→ **Dataset items**:
»»

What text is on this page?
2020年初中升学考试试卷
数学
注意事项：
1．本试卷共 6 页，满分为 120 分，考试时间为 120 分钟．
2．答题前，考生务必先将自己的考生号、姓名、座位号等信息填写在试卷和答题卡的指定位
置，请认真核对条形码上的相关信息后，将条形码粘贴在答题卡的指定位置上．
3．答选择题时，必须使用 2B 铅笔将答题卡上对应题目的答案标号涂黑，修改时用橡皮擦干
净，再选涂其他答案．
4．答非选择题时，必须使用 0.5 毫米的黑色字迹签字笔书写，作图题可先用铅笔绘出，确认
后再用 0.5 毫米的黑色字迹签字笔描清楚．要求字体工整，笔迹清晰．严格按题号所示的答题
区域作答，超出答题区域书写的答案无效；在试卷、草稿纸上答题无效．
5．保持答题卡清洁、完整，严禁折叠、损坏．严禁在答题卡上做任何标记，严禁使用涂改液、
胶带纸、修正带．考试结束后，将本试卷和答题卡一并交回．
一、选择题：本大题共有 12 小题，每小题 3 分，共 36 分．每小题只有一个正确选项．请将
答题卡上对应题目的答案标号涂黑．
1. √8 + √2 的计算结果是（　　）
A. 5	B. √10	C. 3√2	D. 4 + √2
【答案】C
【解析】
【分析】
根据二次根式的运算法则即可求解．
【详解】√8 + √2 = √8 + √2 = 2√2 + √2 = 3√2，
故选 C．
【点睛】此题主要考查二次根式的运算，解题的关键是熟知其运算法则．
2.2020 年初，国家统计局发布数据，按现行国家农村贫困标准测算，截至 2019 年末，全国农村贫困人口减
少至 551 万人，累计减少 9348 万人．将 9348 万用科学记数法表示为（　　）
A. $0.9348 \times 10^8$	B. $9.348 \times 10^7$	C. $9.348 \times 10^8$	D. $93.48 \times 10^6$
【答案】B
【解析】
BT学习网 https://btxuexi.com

««

→ **Exercise**:
Return each line with "必须使用".

→ **Solution for this task**:
3．答选择题时，必须使用 2B 铅笔将答题卡上对应题目的答案标号涂黑，修改时用橡皮擦干
4．答非选择题时，必须使用 0.5 毫米的黑色字迹签字笔书写，作图题可先用铅笔绘出，确认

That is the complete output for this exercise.